▶ Directions for this task
Read the entries below and pull out each line with the string "Ratios".

|---|

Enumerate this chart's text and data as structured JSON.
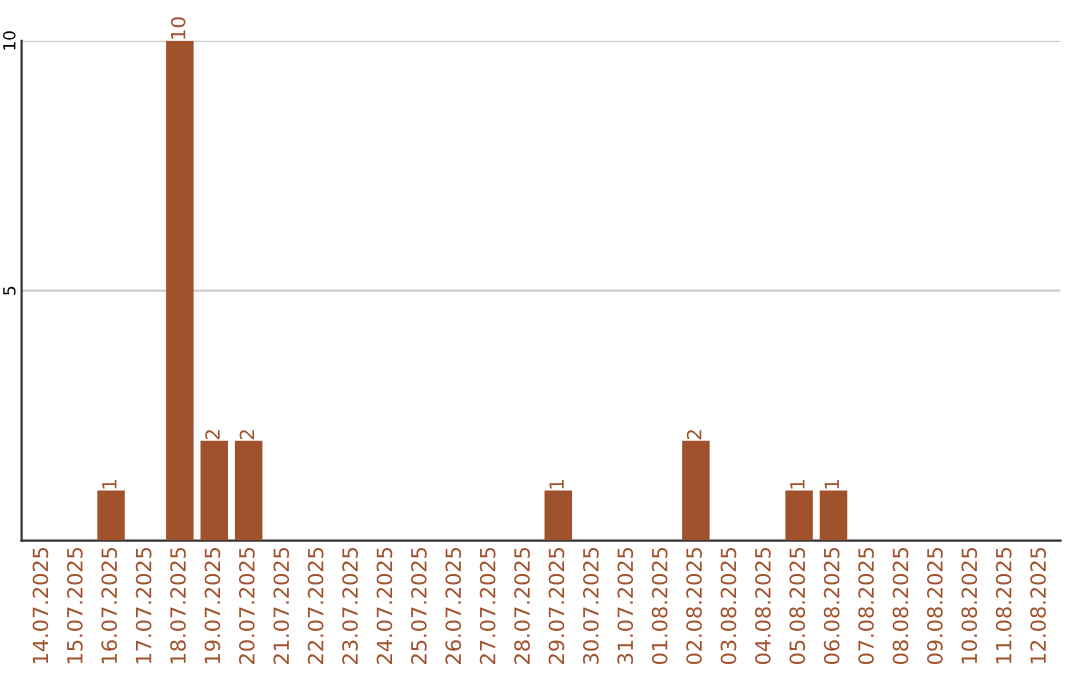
{
  "chart_data": {
    "type": "bar",
    "categories": [
      "14.07.2025",
      "15.07.2025",
      "16.07.2025",
      "17.07.2025",
      "18.07.2025",
      "19.07.2025",
      "20.07.2025",
      "21.07.2025",
      "22.07.2025",
      "23.07.2025",
      "24.07.2025",
      "25.07.2025",
      "26.07.2025",
      "27.07.2025",
      "28.07.2025",
      "29.07.2025",
      "30.07.2025",
      "31.07.2025",
      "01.08.2025",
      "02.08.2025",
      "03.08.2025",
      "04.08.2025",
      "05.08.2025",
      "06.08.2025",
      "07.08.2025",
      "08.08.2025",
      "09.08.2025",
      "10.08.2025",
      "11.08.2025",
      "12.08.2025"
    ],
    "values": [
      0,
      0,
      1,
      0,
      10,
      2,
      2,
      0,
      0,
      0,
      0,
      0,
      0,
      0,
      0,
      1,
      0,
      0,
      0,
      2,
      0,
      0,
      1,
      1,
      0,
      0,
      0,
      0,
      0,
      0
    ],
    "value_labels": [
      null,
      null,
      "1",
      null,
      "10",
      "2",
      "2",
      null,
      null,
      null,
      null,
      null,
      null,
      null,
      null,
      "1",
      null,
      null,
      null,
      "2",
      null,
      null,
      "1",
      "1",
      null,
      null,
      null,
      null,
      null,
      null
    ],
    "color": "#a0522d",
    "ylim": [
      0,
      10
    ],
    "yticks": [
      5,
      10
    ],
    "grid": "y"
  }
}
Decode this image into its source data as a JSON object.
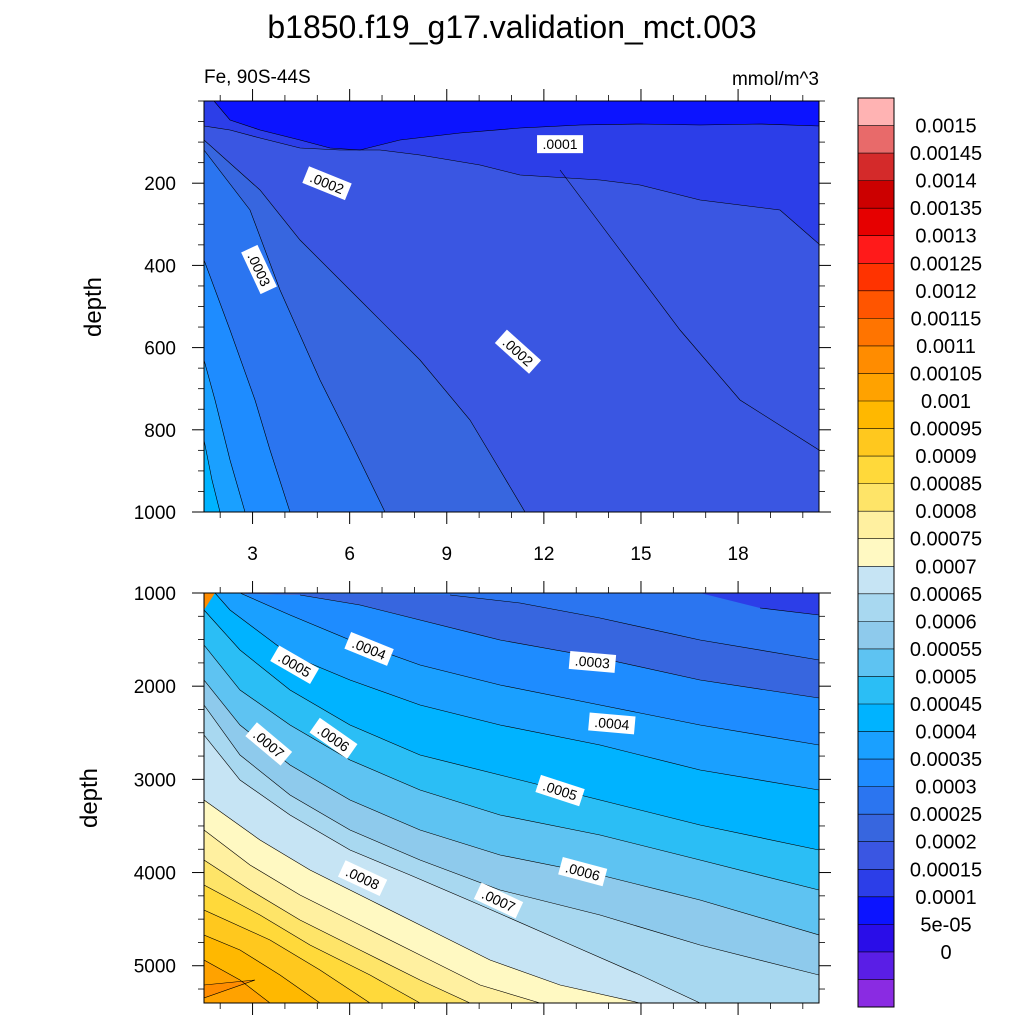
{
  "chart_data": {
    "type": "contour",
    "title": "b1850.f19_g17.validation_mct.003",
    "left_label": "Fe, 90S-44S",
    "units": "mmol/m^3",
    "panels": [
      {
        "ylabel": "depth",
        "ylim": [
          1000,
          0
        ],
        "y_ticks": [
          200,
          400,
          600,
          800,
          1000
        ],
        "y_tick_labels": [
          "200",
          "400",
          "600",
          "800",
          "1000"
        ],
        "xlim": [
          1.5,
          20.5
        ],
        "x_ticks": [
          3,
          6,
          9,
          12,
          15,
          18
        ],
        "x_tick_labels": [
          "3",
          "6",
          "9",
          "12",
          "15",
          "18"
        ],
        "contour_labels": [
          {
            "text": ".0001",
            "x": 12.5,
            "y": 105,
            "angle": 0
          },
          {
            "text": ".0002",
            "x": 5.3,
            "y": 200,
            "angle": 22
          },
          {
            "text": ".0003",
            "x": 3.2,
            "y": 410,
            "angle": 65
          },
          {
            "text": ".0002",
            "x": 11.2,
            "y": 610,
            "angle": 42
          }
        ]
      },
      {
        "ylabel": "depth",
        "ylim": [
          5400,
          1000
        ],
        "y_ticks": [
          1000,
          2000,
          3000,
          4000,
          5000
        ],
        "y_tick_labels": [
          "1000",
          "2000",
          "3000",
          "4000",
          "5000"
        ],
        "xlim": [
          1.5,
          20.5
        ],
        "x_ticks": [
          3,
          6,
          9,
          12,
          15,
          18
        ],
        "x_tick_labels": [],
        "contour_labels": [
          {
            "text": ".0004",
            "x": 6.6,
            "y": 1600,
            "angle": 22
          },
          {
            "text": ".0005",
            "x": 4.3,
            "y": 1770,
            "angle": 30
          },
          {
            "text": ".0003",
            "x": 13.5,
            "y": 1740,
            "angle": 5
          },
          {
            "text": ".0004",
            "x": 14.1,
            "y": 2400,
            "angle": 5
          },
          {
            "text": ".0006",
            "x": 5.5,
            "y": 2560,
            "angle": 35
          },
          {
            "text": ".0007",
            "x": 3.5,
            "y": 2620,
            "angle": 40
          },
          {
            "text": ".0005",
            "x": 12.5,
            "y": 3120,
            "angle": 18
          },
          {
            "text": ".0006",
            "x": 13.2,
            "y": 3990,
            "angle": 15
          },
          {
            "text": ".0008",
            "x": 6.4,
            "y": 4060,
            "angle": 25
          },
          {
            "text": ".0007",
            "x": 10.6,
            "y": 4300,
            "angle": 25
          }
        ]
      }
    ],
    "colorbar": {
      "levels": [
        "0.0015",
        "0.00145",
        "0.0014",
        "0.00135",
        "0.0013",
        "0.00125",
        "0.0012",
        "0.00115",
        "0.0011",
        "0.00105",
        "0.001",
        "0.00095",
        "0.0009",
        "0.00085",
        "0.0008",
        "0.00075",
        "0.0007",
        "0.00065",
        "0.0006",
        "0.00055",
        "0.0005",
        "0.00045",
        "0.0004",
        "0.00035",
        "0.0003",
        "0.00025",
        "0.0002",
        "0.00015",
        "0.0001",
        "5e-05",
        "0"
      ],
      "colors": [
        "#ffb3b3",
        "#e86a6a",
        "#d42a2a",
        "#cc0000",
        "#e60000",
        "#ff1a1a",
        "#ff3300",
        "#ff5500",
        "#ff7400",
        "#ff8c00",
        "#ffa200",
        "#ffb800",
        "#ffc81e",
        "#ffd93a",
        "#fee468",
        "#fff0a0",
        "#fff9c2",
        "#c6e4f4",
        "#a8d8f0",
        "#8ecaec",
        "#5ec3f2",
        "#2bbef5",
        "#00b3ff",
        "#1aa0ff",
        "#1e8cff",
        "#2b75f0",
        "#3766df",
        "#3a56e2",
        "#2c3ee8",
        "#0c14ff",
        "#2a0de8",
        "#5a1ee6",
        "#8a2be2"
      ]
    },
    "grid": false
  }
}
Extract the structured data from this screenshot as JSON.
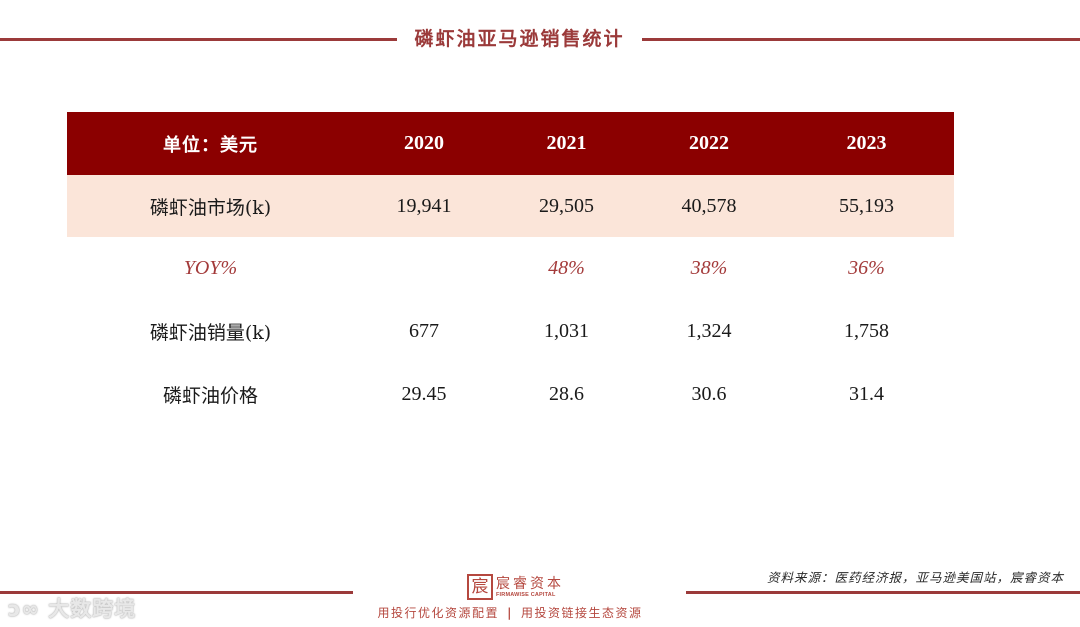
{
  "page": {
    "title": "磷虾油亚马逊销售统计",
    "accent_color": "#9b3a3a",
    "header_bg": "#8b0000",
    "highlight_bg": "#fbe5d9"
  },
  "table": {
    "header": {
      "label": "单位：美元",
      "years": [
        "2020",
        "2021",
        "2022",
        "2023"
      ]
    },
    "rows": [
      {
        "label": "磷虾油市场(k)",
        "values": [
          "19,941",
          "29,505",
          "40,578",
          "55,193"
        ]
      },
      {
        "label": "YOY%",
        "values": [
          "",
          "48%",
          "38%",
          "36%"
        ]
      },
      {
        "label": "磷虾油销量(k)",
        "values": [
          "677",
          "1,031",
          "1,324",
          "1,758"
        ]
      },
      {
        "label": "磷虾油价格",
        "values": [
          "29.45",
          "28.6",
          "30.6",
          "31.4"
        ]
      }
    ]
  },
  "chart_data": {
    "type": "table",
    "title": "磷虾油亚马逊销售统计",
    "unit": "单位：美元",
    "columns": [
      "2020",
      "2021",
      "2022",
      "2023"
    ],
    "series": [
      {
        "name": "磷虾油市场(k)",
        "values": [
          19941,
          29505,
          40578,
          55193
        ]
      },
      {
        "name": "YOY%",
        "values": [
          null,
          48,
          38,
          36
        ]
      },
      {
        "name": "磷虾油销量(k)",
        "values": [
          677,
          1031,
          1324,
          1758
        ]
      },
      {
        "name": "磷虾油价格",
        "values": [
          29.45,
          28.6,
          30.6,
          31.4
        ]
      }
    ]
  },
  "footer": {
    "logo_mark": "宸",
    "logo_cn": "宸睿资本",
    "logo_en": "FIRMAWISE CAPITAL",
    "slogan_left": "用投行优化资源配置",
    "slogan_sep": "|",
    "slogan_right": "用投资链接生态资源",
    "source": "资料来源：医药经济报，亚马逊美国站，宸睿资本",
    "watermark": "大数跨境"
  }
}
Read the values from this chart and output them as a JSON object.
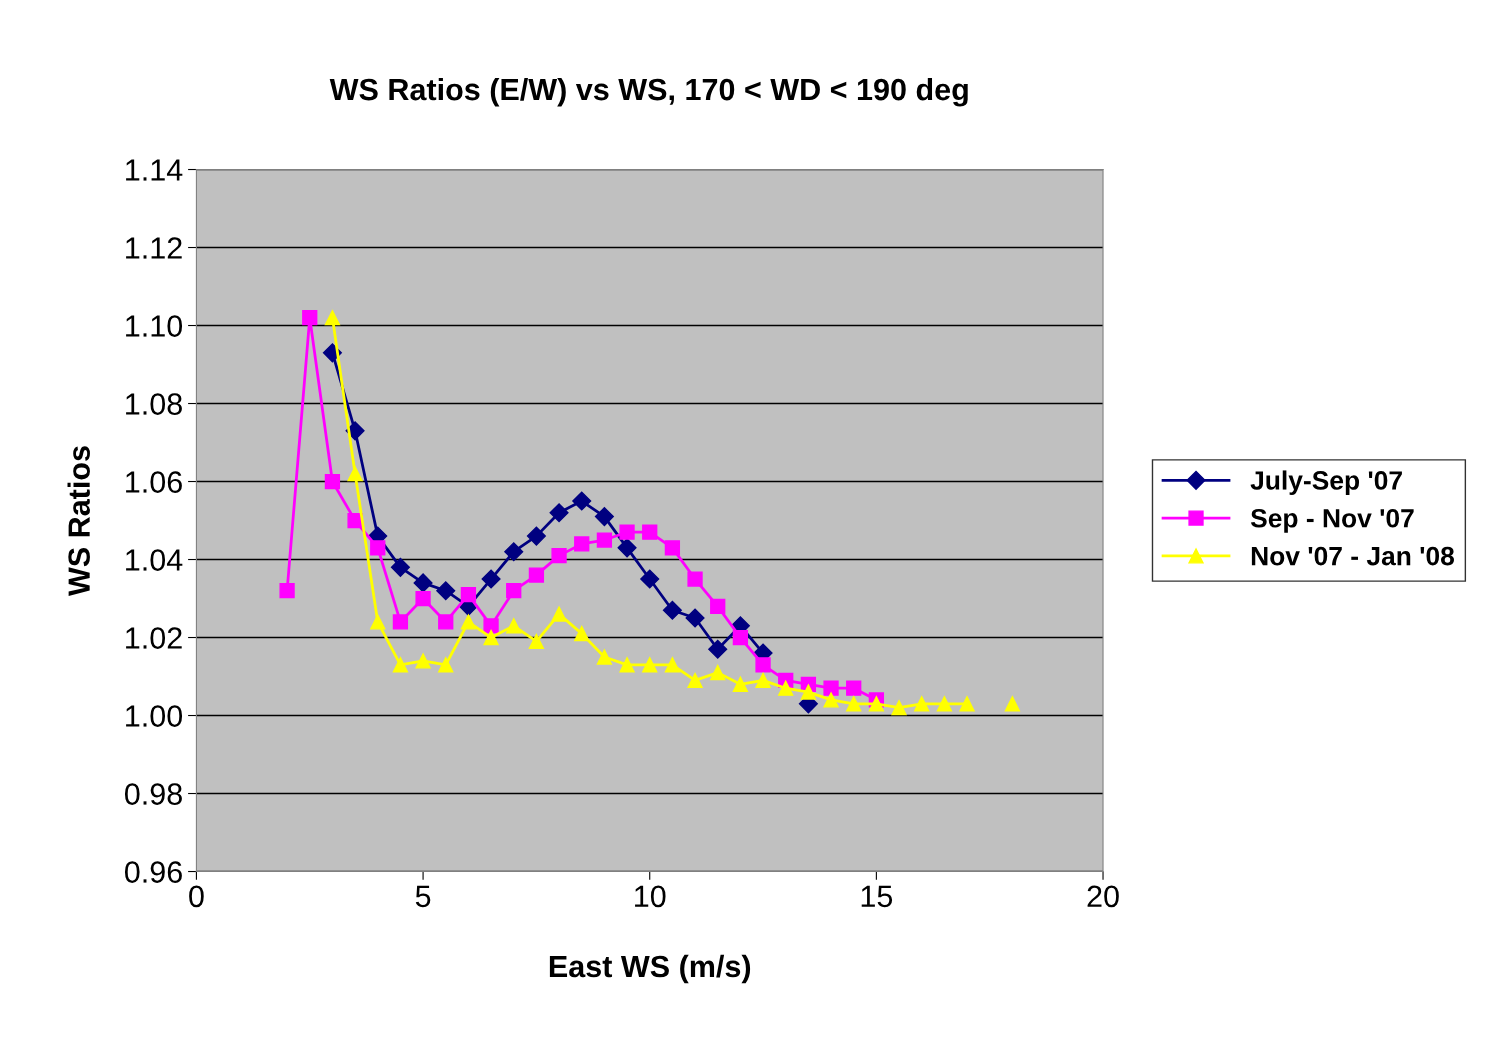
{
  "chart_data": {
    "type": "line",
    "title": "WS Ratios (E/W) vs WS, 170 < WD < 190 deg",
    "xlabel": "East WS (m/s)",
    "ylabel": "WS Ratios",
    "xlim": [
      0,
      20
    ],
    "xticks": [
      0,
      5,
      10,
      15,
      20
    ],
    "ylim": [
      0.96,
      1.14
    ],
    "yticks": [
      {
        "value": 0.96,
        "label": "0.96"
      },
      {
        "value": 0.98,
        "label": "0.98"
      },
      {
        "value": 1.0,
        "label": "1.00"
      },
      {
        "value": 1.02,
        "label": "1.02"
      },
      {
        "value": 1.04,
        "label": "1.04"
      },
      {
        "value": 1.06,
        "label": "1.06"
      },
      {
        "value": 1.08,
        "label": "1.08"
      },
      {
        "value": 1.1,
        "label": "1.10"
      },
      {
        "value": 1.12,
        "label": "1.12"
      },
      {
        "value": 1.14,
        "label": "1.14"
      }
    ],
    "grid": "y",
    "legend": "right",
    "series": [
      {
        "name": "July-Sep '07",
        "color": "#000080",
        "marker": "diamond",
        "x": [
          3,
          3.5,
          4,
          4.5,
          5,
          5.5,
          6,
          6.5,
          7,
          7.5,
          8,
          8.5,
          9,
          9.5,
          10,
          10.5,
          11,
          11.5,
          12,
          12.5,
          13,
          13.5
        ],
        "values": [
          1.093,
          1.073,
          1.046,
          1.038,
          1.034,
          1.032,
          1.028,
          1.035,
          1.042,
          1.046,
          1.052,
          1.055,
          1.051,
          1.043,
          1.035,
          1.027,
          1.025,
          1.017,
          1.023,
          1.016,
          null,
          1.003
        ]
      },
      {
        "name": "Sep - Nov '07",
        "color": "#ff00ff",
        "marker": "square",
        "x": [
          2,
          2.5,
          3,
          3.5,
          4,
          4.5,
          5,
          5.5,
          6,
          6.5,
          7,
          7.5,
          8,
          8.5,
          9,
          9.5,
          10,
          10.5,
          11,
          11.5,
          12,
          12.5,
          13,
          13.5,
          14,
          14.5,
          15
        ],
        "values": [
          1.032,
          1.102,
          1.06,
          1.05,
          1.043,
          1.024,
          1.03,
          1.024,
          1.031,
          1.023,
          1.032,
          1.036,
          1.041,
          1.044,
          1.045,
          1.047,
          1.047,
          1.043,
          1.035,
          1.028,
          1.02,
          1.013,
          1.009,
          1.008,
          1.007,
          1.007,
          1.004
        ]
      },
      {
        "name": "Nov '07 - Jan '08",
        "color": "#ffff00",
        "marker": "triangle",
        "x": [
          3,
          3.5,
          4,
          4.5,
          5,
          5.5,
          6,
          6.5,
          7,
          7.5,
          8,
          8.5,
          9,
          9.5,
          10,
          10.5,
          11,
          11.5,
          12,
          12.5,
          13,
          13.5,
          14,
          14.5,
          15,
          15.5,
          16,
          16.5,
          17,
          17.5,
          18
        ],
        "values": [
          1.102,
          1.062,
          1.024,
          1.013,
          1.014,
          1.013,
          1.024,
          1.02,
          1.023,
          1.019,
          1.026,
          1.021,
          1.015,
          1.013,
          1.013,
          1.013,
          1.009,
          1.011,
          1.008,
          1.009,
          1.007,
          1.006,
          1.004,
          1.003,
          1.003,
          1.002,
          1.003,
          1.003,
          1.003,
          null,
          1.003
        ]
      }
    ]
  }
}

|---|

▶ Answer for this exercise
    "title": "WS Ratios (E/W) vs WS, 170 < WD < 190 deg",
    "ylabel": "WS Ratios",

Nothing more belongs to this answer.